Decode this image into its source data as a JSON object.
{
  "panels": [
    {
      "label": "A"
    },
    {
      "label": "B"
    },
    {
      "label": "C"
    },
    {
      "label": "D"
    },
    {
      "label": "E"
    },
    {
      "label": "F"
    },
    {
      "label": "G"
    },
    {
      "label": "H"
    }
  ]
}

■ **WRITTEN PROBLEM**:
Extract each entry in full, exactly as given.

■ **RESPONSE TO THIS TASK**:
Decode this image into its source data as a JSON object.
{
  "panels": [
    {
      "label": "A"
    },
    {
      "label": "B"
    },
    {
      "label": "C"
    },
    {
      "label": "D"
    },
    {
      "label": "E"
    },
    {
      "label": "F"
    },
    {
      "label": "G"
    },
    {
      "label": "H"
    }
  ]
}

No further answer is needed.